▶ Given task: Make an exact copy of all the material below, apart from the pictures.
## begin Provided material
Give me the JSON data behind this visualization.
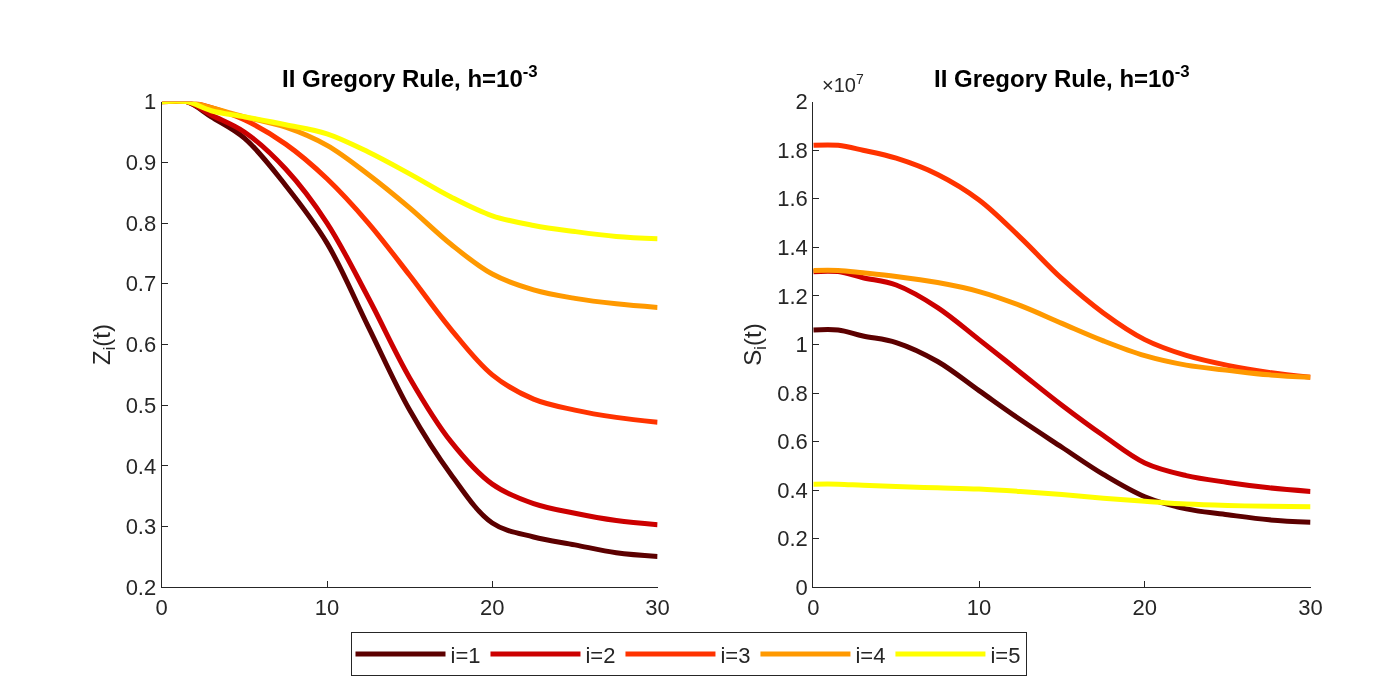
{
  "chart_data": [
    {
      "type": "line",
      "title": "II Gregory Rule, h=10$^{-3}$",
      "ylabel": "Z$_{i}$(t)",
      "xlim": [
        0,
        30
      ],
      "xticks": [
        0,
        10,
        20,
        30
      ],
      "ylim": [
        0.2,
        1
      ],
      "yticks": [
        0.2,
        0.3,
        0.4,
        0.5,
        0.6,
        0.7,
        0.8,
        0.9,
        1
      ],
      "legend": "bottom",
      "line_style": "solid",
      "marker": "none",
      "x": [
        0,
        1.5,
        3,
        5,
        7.5,
        10,
        12.5,
        15,
        17.5,
        20,
        22.5,
        25,
        27.5,
        30
      ],
      "series": [
        {
          "name": "i=1",
          "color": "#5c0000",
          "values": [
            1,
            1,
            0.975,
            0.94,
            0.862,
            0.767,
            0.629,
            0.492,
            0.386,
            0.306,
            0.283,
            0.27,
            0.257,
            0.251
          ]
        },
        {
          "name": "i=2",
          "color": "#cc0000",
          "values": [
            1,
            1,
            0.978,
            0.95,
            0.889,
            0.8,
            0.677,
            0.545,
            0.44,
            0.37,
            0.338,
            0.322,
            0.31,
            0.303
          ]
        },
        {
          "name": "i=3",
          "color": "#ff3300",
          "values": [
            1,
            1,
            0.99,
            0.97,
            0.93,
            0.873,
            0.8,
            0.714,
            0.625,
            0.55,
            0.51,
            0.492,
            0.48,
            0.472
          ]
        },
        {
          "name": "i=4",
          "color": "#ff9900",
          "values": [
            1,
            1,
            0.99,
            0.975,
            0.958,
            0.928,
            0.88,
            0.825,
            0.765,
            0.716,
            0.69,
            0.676,
            0.667,
            0.661
          ]
        },
        {
          "name": "i=5",
          "color": "#ffff00",
          "values": [
            1,
            1,
            0.985,
            0.975,
            0.962,
            0.947,
            0.917,
            0.881,
            0.843,
            0.812,
            0.796,
            0.786,
            0.778,
            0.774
          ]
        }
      ]
    },
    {
      "type": "line",
      "title": "II Gregory Rule, h=10$^{-3}$",
      "ylabel": "S$_{i}$(t)",
      "annotations": [
        "×10$^{7}$"
      ],
      "xlim": [
        0,
        30
      ],
      "xticks": [
        0,
        10,
        20,
        30
      ],
      "ylim": [
        0,
        2
      ],
      "yticks": [
        0,
        0.2,
        0.4,
        0.6,
        0.8,
        1,
        1.2,
        1.4,
        1.6,
        1.8,
        2
      ],
      "legend": "bottom",
      "line_style": "solid",
      "marker": "none",
      "x": [
        0,
        1.5,
        3,
        5,
        7.5,
        10,
        12.5,
        15,
        17.5,
        20,
        22.5,
        25,
        27.5,
        30
      ],
      "series": [
        {
          "name": "i=1",
          "color": "#5c0000",
          "values": [
            1.06,
            1.06,
            1.035,
            1.008,
            0.93,
            0.81,
            0.69,
            0.577,
            0.465,
            0.373,
            0.323,
            0.299,
            0.278,
            0.268
          ]
        },
        {
          "name": "i=2",
          "color": "#cc0000",
          "values": [
            1.3,
            1.3,
            1.275,
            1.245,
            1.152,
            1.02,
            0.885,
            0.75,
            0.625,
            0.512,
            0.46,
            0.432,
            0.41,
            0.395
          ]
        },
        {
          "name": "i=3",
          "color": "#ff3300",
          "values": [
            1.82,
            1.82,
            1.8,
            1.767,
            1.7,
            1.595,
            1.44,
            1.271,
            1.13,
            1.02,
            0.955,
            0.914,
            0.885,
            0.865
          ]
        },
        {
          "name": "i=4",
          "color": "#ff9900",
          "values": [
            1.305,
            1.305,
            1.295,
            1.28,
            1.255,
            1.218,
            1.16,
            1.087,
            1.015,
            0.954,
            0.915,
            0.894,
            0.875,
            0.865
          ]
        },
        {
          "name": "i=5",
          "color": "#ffff00",
          "values": [
            0.425,
            0.425,
            0.42,
            0.415,
            0.41,
            0.405,
            0.395,
            0.382,
            0.367,
            0.355,
            0.343,
            0.337,
            0.334,
            0.332
          ]
        }
      ]
    }
  ]
}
## end Provided material
▶ The reply:
Give me the JSON data behind this visualization.
{
  "chart_data": [
    {
      "type": "line",
      "title": "II Gregory Rule, h=10$^{-3}$",
      "ylabel": "Z$_{i}$(t)",
      "xlim": [
        0,
        30
      ],
      "xticks": [
        0,
        10,
        20,
        30
      ],
      "ylim": [
        0.2,
        1
      ],
      "yticks": [
        0.2,
        0.3,
        0.4,
        0.5,
        0.6,
        0.7,
        0.8,
        0.9,
        1
      ],
      "legend": "bottom",
      "line_style": "solid",
      "marker": "none",
      "x": [
        0,
        1.5,
        3,
        5,
        7.5,
        10,
        12.5,
        15,
        17.5,
        20,
        22.5,
        25,
        27.5,
        30
      ],
      "series": [
        {
          "name": "i=1",
          "color": "#5c0000",
          "values": [
            1,
            1,
            0.975,
            0.94,
            0.862,
            0.767,
            0.629,
            0.492,
            0.386,
            0.306,
            0.283,
            0.27,
            0.257,
            0.251
          ]
        },
        {
          "name": "i=2",
          "color": "#cc0000",
          "values": [
            1,
            1,
            0.978,
            0.95,
            0.889,
            0.8,
            0.677,
            0.545,
            0.44,
            0.37,
            0.338,
            0.322,
            0.31,
            0.303
          ]
        },
        {
          "name": "i=3",
          "color": "#ff3300",
          "values": [
            1,
            1,
            0.99,
            0.97,
            0.93,
            0.873,
            0.8,
            0.714,
            0.625,
            0.55,
            0.51,
            0.492,
            0.48,
            0.472
          ]
        },
        {
          "name": "i=4",
          "color": "#ff9900",
          "values": [
            1,
            1,
            0.99,
            0.975,
            0.958,
            0.928,
            0.88,
            0.825,
            0.765,
            0.716,
            0.69,
            0.676,
            0.667,
            0.661
          ]
        },
        {
          "name": "i=5",
          "color": "#ffff00",
          "values": [
            1,
            1,
            0.985,
            0.975,
            0.962,
            0.947,
            0.917,
            0.881,
            0.843,
            0.812,
            0.796,
            0.786,
            0.778,
            0.774
          ]
        }
      ]
    },
    {
      "type": "line",
      "title": "II Gregory Rule, h=10$^{-3}$",
      "ylabel": "S$_{i}$(t)",
      "annotations": [
        "×10$^{7}$"
      ],
      "xlim": [
        0,
        30
      ],
      "xticks": [
        0,
        10,
        20,
        30
      ],
      "ylim": [
        0,
        2
      ],
      "yticks": [
        0,
        0.2,
        0.4,
        0.6,
        0.8,
        1,
        1.2,
        1.4,
        1.6,
        1.8,
        2
      ],
      "legend": "bottom",
      "line_style": "solid",
      "marker": "none",
      "x": [
        0,
        1.5,
        3,
        5,
        7.5,
        10,
        12.5,
        15,
        17.5,
        20,
        22.5,
        25,
        27.5,
        30
      ],
      "series": [
        {
          "name": "i=1",
          "color": "#5c0000",
          "values": [
            1.06,
            1.06,
            1.035,
            1.008,
            0.93,
            0.81,
            0.69,
            0.577,
            0.465,
            0.373,
            0.323,
            0.299,
            0.278,
            0.268
          ]
        },
        {
          "name": "i=2",
          "color": "#cc0000",
          "values": [
            1.3,
            1.3,
            1.275,
            1.245,
            1.152,
            1.02,
            0.885,
            0.75,
            0.625,
            0.512,
            0.46,
            0.432,
            0.41,
            0.395
          ]
        },
        {
          "name": "i=3",
          "color": "#ff3300",
          "values": [
            1.82,
            1.82,
            1.8,
            1.767,
            1.7,
            1.595,
            1.44,
            1.271,
            1.13,
            1.02,
            0.955,
            0.914,
            0.885,
            0.865
          ]
        },
        {
          "name": "i=4",
          "color": "#ff9900",
          "values": [
            1.305,
            1.305,
            1.295,
            1.28,
            1.255,
            1.218,
            1.16,
            1.087,
            1.015,
            0.954,
            0.915,
            0.894,
            0.875,
            0.865
          ]
        },
        {
          "name": "i=5",
          "color": "#ffff00",
          "values": [
            0.425,
            0.425,
            0.42,
            0.415,
            0.41,
            0.405,
            0.395,
            0.382,
            0.367,
            0.355,
            0.343,
            0.337,
            0.334,
            0.332
          ]
        }
      ]
    }
  ]
}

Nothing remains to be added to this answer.